** START OF Text passage **

Note. The royalty cascade is live on chain today — see the settlement proof in section 8. What's Phase 2 is the inference compute itself (0G Compute TEE) — Mekar settles the payment rail regardless of who runs the model.
cast · CLI

1. Five-minute hello, MEKAR

Verify your wallet can pay an inference and trigger the royalty cascade. Need ~0.002 OG of real $0G on Aristotle mainnet — or run against Galileo testnet with free $0G from the 0G faucet.

bash
RPC=https://evmrpc.0g.ai
VAULT=0x55107dB2CB8399fbA7Fdd913fd5a0FBACd7134f6

# Read the live price for agent #4 (Carol's compose)
PRICE=$(cast call $VAULT \
  "getInferencePrice(uint256)(uint256)" 4 \
  --rpc-url $RPC | awk '{print $1}')

# Pay — escrow opens, requestId emitted as first indexed topic
cast send $VAULT "payInference(uint256)" 4 \
  --value $PRICE \
  --rpc-url $RPC \
  --private-key $PK \
  --legacy --async

That's it. Royalty cascades automatically when a registered provider settles the requestId. No claim button needed.

** END OF Text passage **

**Job 1**
Name every distinct command-line option beginning with two hyphens in the quickstart guide for paying an inference on 0G.
**Job 2**
Write the next part of the quickstart guide for paying an inference on 0G, picking up after its last sentence.

** START OF Dataset content **

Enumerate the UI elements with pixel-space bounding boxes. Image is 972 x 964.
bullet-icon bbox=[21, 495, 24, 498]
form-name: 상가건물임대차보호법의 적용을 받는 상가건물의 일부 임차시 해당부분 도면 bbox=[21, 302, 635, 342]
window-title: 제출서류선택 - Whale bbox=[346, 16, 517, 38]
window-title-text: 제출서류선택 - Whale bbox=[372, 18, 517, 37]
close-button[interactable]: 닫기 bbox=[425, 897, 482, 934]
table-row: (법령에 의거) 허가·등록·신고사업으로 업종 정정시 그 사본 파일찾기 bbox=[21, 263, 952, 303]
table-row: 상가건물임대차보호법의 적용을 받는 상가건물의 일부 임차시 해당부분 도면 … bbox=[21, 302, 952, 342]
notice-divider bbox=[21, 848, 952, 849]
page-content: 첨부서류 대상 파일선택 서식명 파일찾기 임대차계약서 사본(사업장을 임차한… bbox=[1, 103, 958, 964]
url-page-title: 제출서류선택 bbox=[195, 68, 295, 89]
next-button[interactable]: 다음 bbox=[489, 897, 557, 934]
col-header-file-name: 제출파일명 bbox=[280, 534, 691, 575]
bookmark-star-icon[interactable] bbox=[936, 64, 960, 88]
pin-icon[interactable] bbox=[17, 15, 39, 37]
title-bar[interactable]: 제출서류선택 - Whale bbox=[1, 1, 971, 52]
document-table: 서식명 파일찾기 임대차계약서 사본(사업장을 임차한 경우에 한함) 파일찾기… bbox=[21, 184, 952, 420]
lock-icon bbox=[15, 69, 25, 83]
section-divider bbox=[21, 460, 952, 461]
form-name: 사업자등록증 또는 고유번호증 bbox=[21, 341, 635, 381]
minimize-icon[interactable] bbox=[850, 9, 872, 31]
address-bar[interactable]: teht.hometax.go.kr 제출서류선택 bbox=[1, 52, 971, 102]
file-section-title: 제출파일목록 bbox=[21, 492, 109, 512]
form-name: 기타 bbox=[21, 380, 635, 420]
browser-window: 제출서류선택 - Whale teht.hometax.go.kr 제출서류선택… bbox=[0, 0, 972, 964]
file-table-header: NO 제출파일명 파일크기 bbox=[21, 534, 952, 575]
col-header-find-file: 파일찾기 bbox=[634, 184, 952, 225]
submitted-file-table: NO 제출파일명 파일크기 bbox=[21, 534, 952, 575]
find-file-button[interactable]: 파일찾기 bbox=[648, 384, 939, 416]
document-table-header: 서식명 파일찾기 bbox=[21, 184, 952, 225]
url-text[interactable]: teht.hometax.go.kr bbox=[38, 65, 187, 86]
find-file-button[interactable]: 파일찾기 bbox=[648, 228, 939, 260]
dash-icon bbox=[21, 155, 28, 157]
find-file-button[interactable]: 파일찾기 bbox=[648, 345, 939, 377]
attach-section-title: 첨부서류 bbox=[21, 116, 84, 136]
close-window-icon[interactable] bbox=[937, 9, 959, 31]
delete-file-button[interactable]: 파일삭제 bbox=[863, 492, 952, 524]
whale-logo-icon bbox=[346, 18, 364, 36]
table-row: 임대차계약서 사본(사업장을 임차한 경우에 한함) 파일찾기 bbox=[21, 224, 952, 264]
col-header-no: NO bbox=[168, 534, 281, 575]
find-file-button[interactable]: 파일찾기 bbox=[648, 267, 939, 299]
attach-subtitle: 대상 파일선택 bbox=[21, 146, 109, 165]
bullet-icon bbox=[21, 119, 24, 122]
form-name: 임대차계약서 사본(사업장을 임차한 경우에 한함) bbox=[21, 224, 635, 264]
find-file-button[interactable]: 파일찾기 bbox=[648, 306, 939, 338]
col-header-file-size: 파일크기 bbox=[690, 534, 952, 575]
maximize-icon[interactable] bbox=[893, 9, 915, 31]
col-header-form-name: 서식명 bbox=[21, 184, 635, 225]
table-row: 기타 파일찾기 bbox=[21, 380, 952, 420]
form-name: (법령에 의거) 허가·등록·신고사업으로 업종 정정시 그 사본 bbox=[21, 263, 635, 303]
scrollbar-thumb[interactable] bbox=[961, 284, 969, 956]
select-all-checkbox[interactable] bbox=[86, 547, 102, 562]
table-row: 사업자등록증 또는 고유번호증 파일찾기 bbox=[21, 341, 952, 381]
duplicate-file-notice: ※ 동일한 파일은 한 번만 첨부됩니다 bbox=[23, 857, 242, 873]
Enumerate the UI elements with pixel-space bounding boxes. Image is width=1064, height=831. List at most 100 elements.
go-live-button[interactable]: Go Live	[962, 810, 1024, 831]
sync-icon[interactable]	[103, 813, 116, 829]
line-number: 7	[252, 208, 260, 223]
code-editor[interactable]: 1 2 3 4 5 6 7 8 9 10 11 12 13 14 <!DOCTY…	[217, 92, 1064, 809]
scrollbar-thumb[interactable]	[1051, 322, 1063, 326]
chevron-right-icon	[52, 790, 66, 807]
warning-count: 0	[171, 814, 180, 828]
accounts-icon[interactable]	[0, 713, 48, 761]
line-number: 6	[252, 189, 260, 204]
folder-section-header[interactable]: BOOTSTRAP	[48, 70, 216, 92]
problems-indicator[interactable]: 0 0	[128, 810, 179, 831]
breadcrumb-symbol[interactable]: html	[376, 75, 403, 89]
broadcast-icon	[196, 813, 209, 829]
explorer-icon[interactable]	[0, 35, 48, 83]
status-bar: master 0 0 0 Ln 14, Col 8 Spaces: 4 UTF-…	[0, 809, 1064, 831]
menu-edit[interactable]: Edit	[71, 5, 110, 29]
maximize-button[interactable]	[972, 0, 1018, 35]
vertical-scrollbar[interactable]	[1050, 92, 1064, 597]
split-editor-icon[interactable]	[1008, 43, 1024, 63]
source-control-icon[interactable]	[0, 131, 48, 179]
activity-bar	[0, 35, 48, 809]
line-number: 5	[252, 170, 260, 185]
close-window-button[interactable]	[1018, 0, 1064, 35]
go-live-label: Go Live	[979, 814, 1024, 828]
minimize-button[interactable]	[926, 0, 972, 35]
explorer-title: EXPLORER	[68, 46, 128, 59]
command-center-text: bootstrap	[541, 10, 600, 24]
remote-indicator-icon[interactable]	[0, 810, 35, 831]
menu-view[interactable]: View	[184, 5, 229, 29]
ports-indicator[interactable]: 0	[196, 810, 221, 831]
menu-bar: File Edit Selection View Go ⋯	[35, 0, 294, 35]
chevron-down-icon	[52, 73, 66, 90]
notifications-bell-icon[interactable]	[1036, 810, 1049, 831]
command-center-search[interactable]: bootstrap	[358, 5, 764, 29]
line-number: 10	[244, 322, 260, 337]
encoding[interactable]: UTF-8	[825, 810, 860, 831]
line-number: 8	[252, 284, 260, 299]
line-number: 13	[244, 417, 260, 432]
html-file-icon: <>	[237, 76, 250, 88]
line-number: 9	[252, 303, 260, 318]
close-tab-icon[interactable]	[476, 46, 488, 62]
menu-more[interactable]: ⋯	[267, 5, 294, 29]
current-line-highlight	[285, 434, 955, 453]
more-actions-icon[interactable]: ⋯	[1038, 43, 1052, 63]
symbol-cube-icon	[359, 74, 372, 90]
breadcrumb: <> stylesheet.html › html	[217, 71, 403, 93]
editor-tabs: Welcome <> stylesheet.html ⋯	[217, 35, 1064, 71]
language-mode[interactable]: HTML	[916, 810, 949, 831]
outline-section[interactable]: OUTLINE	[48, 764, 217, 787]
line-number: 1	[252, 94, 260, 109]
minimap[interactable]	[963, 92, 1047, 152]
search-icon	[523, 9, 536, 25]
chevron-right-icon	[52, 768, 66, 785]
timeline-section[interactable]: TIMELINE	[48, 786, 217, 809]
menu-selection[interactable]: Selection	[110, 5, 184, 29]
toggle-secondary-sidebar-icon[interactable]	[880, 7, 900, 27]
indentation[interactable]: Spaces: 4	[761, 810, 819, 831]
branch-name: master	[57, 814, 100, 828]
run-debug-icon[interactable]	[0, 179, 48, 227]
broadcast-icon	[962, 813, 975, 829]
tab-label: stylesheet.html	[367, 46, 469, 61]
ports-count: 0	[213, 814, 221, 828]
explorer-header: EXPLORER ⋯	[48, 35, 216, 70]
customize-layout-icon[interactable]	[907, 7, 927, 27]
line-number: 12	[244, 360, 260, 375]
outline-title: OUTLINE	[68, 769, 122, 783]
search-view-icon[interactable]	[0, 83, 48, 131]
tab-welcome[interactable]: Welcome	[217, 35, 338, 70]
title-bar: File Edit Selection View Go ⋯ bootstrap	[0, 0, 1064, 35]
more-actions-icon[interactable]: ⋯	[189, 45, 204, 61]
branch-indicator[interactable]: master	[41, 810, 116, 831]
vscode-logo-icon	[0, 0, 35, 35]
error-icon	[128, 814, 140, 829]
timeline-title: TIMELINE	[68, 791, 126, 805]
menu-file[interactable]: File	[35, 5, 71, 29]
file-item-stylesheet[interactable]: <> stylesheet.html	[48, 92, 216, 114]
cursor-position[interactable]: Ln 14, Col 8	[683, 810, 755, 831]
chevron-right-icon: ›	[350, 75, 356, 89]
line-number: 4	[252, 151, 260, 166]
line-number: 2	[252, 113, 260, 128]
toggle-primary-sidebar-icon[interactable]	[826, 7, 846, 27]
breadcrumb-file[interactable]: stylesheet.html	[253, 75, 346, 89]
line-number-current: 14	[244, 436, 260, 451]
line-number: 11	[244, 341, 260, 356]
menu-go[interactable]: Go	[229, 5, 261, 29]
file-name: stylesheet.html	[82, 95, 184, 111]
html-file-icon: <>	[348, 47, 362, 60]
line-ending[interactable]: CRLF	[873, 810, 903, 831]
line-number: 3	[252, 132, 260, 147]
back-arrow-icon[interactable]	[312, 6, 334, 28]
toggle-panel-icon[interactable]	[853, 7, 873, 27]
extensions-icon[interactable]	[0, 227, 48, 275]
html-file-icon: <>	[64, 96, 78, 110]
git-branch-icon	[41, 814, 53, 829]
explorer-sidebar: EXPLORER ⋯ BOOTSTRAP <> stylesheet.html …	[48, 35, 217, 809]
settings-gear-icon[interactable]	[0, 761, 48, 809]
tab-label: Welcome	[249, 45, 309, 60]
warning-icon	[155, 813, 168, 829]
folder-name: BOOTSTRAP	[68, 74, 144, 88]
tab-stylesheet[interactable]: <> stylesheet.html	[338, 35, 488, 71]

** END OF Dataset content **

**Written response 1**
--rpc-url, --value, --private-key, --legacy, --async

**Written response 2**
Node.js · viem

2. Pay-per-inference Express bot

Wrap a MEKAR agent invocation as a REST endpoint. Your user POSTs, your service pays MEKAR, royalty cascades on chain.

ts
import { createWalletClient, createPublicClient, http, parseAbiItem } from "viem";
import { privateKeyToAccount } from "viem/accounts";

const VAULT = "0x55107dB2CB8399fbA7Fdd913fd5a0FBACd7134f6" as const;
const account = privateKeyToAccount(process.env.PK as `0x${string}`);

const wallet = createWalletClient({ account, chain: zg, transport: http() });
const pub = createPublicClient({ chain: zg, transport: http() });

app.post("/inference/:agentId", async (req, res) => {
  const id = BigInt(req.params.agentId);
  const price = await pub.readContract({
    address: VAULT,
    abi: [parseAbiItem("function getInferencePrice(uint256) view returns (uint256)")],
    functionName: "getInferencePrice",
    args: [id],
  });
  const hash = await wallet.writeContract({
    address: VAULT,
    abi: [parseAbiItem("function payInference(uint256) payable returns (bytes32)")],
    functionName: "payInference",
    args: [id],
    value: price,
  });
  res.json({ ok: true, txHash: hash, paid: price.toString() });
});
Analytics · viem

3. Royalty indexer in 30 lines

Build a leaderboard from RoyaltyPaid events. Same parallel-chunked scan pattern as the frontend's useUserStats hook — public 0G RPC tolerates ~5 concurrent log fetches.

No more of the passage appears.